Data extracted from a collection
--*--
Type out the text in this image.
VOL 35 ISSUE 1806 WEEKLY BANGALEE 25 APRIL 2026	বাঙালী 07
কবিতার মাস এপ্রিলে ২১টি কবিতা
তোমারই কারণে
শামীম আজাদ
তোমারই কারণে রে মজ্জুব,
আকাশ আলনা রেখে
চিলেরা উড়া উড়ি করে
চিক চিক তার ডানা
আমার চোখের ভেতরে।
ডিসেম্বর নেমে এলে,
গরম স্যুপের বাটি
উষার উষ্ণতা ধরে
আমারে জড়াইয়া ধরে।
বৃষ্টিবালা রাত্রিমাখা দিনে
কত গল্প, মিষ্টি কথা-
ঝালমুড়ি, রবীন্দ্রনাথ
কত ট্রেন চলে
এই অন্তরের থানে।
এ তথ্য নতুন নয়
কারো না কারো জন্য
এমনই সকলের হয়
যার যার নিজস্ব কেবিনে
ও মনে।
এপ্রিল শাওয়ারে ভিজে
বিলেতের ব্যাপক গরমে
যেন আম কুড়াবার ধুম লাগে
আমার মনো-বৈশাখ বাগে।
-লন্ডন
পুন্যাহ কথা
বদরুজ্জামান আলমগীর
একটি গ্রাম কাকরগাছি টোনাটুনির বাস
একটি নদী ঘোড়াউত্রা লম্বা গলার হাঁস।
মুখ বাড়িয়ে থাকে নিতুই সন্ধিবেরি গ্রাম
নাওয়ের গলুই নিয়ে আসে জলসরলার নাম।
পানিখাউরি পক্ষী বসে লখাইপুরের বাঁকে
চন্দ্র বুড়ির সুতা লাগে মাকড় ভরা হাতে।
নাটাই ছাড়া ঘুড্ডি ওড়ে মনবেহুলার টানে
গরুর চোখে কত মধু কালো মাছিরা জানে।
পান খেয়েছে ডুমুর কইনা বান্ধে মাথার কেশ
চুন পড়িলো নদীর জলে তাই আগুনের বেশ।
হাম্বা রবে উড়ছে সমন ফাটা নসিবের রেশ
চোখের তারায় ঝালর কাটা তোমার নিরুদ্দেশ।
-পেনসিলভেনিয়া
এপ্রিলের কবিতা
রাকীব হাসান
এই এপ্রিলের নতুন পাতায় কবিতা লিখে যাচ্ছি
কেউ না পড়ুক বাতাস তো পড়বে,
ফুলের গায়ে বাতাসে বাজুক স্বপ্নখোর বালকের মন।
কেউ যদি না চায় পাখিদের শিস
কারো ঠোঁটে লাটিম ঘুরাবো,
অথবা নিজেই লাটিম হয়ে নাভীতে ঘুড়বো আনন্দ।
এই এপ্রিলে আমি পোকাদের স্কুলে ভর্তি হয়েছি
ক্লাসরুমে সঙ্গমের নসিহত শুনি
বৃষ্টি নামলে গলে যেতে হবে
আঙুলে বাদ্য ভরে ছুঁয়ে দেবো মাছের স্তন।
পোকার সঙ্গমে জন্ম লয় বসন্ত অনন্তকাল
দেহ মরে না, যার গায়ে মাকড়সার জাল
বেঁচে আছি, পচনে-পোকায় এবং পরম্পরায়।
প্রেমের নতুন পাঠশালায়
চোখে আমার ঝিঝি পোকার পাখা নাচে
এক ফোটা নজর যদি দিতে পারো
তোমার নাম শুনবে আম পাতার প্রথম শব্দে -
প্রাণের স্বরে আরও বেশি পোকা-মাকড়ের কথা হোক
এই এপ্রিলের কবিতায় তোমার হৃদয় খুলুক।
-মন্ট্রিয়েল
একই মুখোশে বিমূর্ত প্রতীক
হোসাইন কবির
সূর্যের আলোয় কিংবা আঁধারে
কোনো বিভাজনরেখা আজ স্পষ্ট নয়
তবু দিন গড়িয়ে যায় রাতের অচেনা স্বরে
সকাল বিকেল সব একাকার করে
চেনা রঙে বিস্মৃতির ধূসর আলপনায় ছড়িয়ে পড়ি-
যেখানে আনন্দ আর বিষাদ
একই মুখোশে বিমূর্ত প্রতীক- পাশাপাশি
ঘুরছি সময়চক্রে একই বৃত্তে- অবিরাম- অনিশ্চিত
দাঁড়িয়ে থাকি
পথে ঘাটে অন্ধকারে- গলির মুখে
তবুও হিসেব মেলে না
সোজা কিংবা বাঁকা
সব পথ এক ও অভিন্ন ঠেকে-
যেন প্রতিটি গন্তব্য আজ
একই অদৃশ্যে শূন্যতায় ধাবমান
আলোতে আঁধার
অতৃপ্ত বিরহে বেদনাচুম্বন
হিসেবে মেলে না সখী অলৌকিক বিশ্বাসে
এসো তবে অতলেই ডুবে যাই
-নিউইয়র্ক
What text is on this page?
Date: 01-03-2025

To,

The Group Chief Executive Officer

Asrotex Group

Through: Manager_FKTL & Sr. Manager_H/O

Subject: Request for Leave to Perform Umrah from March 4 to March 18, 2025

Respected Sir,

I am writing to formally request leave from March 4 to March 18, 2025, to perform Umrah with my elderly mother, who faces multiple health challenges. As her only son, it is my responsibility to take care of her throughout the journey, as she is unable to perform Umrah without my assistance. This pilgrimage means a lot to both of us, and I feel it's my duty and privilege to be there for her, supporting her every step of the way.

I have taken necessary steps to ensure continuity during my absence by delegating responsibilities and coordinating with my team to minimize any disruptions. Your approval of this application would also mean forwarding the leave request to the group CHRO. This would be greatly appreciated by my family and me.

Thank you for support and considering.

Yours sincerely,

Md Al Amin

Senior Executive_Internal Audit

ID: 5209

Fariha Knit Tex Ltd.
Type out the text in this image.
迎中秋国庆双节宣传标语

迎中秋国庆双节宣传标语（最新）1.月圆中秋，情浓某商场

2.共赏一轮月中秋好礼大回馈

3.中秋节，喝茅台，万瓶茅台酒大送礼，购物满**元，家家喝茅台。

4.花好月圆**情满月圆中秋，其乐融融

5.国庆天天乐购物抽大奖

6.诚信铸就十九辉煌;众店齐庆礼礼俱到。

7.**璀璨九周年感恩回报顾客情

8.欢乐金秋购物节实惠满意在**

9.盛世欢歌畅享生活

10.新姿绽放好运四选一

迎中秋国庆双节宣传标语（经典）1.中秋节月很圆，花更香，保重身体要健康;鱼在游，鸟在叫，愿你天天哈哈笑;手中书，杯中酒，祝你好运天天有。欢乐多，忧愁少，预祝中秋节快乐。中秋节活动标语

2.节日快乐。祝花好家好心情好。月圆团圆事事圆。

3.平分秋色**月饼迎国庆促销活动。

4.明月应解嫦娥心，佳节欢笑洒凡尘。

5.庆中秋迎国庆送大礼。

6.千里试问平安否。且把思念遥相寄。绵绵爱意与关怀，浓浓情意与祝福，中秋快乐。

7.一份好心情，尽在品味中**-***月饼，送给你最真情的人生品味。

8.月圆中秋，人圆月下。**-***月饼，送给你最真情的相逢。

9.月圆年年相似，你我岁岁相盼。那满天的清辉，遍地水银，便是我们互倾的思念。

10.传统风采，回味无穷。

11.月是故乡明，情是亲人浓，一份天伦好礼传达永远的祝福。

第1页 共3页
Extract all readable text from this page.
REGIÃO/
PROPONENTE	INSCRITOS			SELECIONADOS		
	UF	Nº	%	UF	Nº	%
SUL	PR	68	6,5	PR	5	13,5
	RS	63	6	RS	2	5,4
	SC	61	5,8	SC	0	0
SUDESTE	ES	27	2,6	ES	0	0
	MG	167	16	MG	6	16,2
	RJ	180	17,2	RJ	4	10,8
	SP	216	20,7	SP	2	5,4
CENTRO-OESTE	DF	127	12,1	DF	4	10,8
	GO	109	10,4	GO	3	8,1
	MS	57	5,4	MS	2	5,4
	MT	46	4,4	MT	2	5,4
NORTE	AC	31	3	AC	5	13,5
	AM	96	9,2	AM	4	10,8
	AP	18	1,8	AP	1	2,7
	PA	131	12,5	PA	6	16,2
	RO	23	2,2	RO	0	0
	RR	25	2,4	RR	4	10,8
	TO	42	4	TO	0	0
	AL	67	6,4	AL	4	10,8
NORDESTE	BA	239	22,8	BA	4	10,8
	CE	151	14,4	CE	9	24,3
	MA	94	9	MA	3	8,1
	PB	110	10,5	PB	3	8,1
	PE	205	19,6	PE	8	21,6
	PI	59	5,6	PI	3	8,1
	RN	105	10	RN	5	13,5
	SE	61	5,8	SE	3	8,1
--*--
### Aim
Go through the listing above and pull out each line containing the word "with".

### Final result
I am writing to formally request leave from March 4 to March 18, 2025, to perform Umrah with my elderly mother, who faces multiple health challenges. As her only son, it is my responsibility to take care of her throughout the journey, as she is unable to perform Umrah without my assistance. This pilgrimage means a lot to both of us, and I feel it's my duty and privilege to be there for her, supporting her every step of the way.
I have taken necessary steps to ensure continuity during my absence by delegating responsibilities and coordinating with my team to minimize any disruptions. Your approval of this application would also mean forwarding the leave request to the group CHRO. This would be greatly appreciated by my family and me.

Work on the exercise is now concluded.